*Brief:*
Output every line below exactly.

*Provided entries:*
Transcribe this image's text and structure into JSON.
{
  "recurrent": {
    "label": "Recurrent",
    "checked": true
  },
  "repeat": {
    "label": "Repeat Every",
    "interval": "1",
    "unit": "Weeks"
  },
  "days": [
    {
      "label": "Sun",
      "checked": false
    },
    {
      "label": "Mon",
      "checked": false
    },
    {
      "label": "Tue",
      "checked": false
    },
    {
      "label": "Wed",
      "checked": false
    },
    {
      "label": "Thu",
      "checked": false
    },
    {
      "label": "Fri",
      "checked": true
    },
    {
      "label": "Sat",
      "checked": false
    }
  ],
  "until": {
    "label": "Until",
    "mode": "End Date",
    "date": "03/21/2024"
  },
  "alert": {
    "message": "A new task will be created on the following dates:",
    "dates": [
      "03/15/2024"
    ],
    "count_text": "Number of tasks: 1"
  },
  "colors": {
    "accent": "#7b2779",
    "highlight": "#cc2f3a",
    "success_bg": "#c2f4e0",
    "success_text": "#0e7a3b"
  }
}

*Exercise response:*
Transcribe this image's text and structure into JSON.
{
  "recurrent": {
    "label": "Recurrent",
    "checked": true
  },
  "repeat": {
    "label": "Repeat Every",
    "interval": "1",
    "unit": "Weeks"
  },
  "days": [
    {
      "label": "Sun",
      "checked": false
    },
    {
      "label": "Mon",
      "checked": false
    },
    {
      "label": "Tue",
      "checked": false
    },
    {
      "label": "Wed",
      "checked": false
    },
    {
      "label": "Thu",
      "checked": false
    },
    {
      "label": "Fri",
      "checked": true
    },
    {
      "label": "Sat",
      "checked": false
    }
  ],
  "until": {
    "label": "Until",
    "mode": "End Date",
    "date": "03/21/2024"
  },
  "alert": {
    "message": "A new task will be created on the following dates:",
    "dates": [
      "03/15/2024"
    ],
    "count_text": "Number of tasks: 1"
  },
  "colors": {
    "accent": "#7b2779",
    "highlight": "#cc2f3a",
    "success_bg": "#c2f4e0",
    "success_text": "#0e7a3b"
  }
}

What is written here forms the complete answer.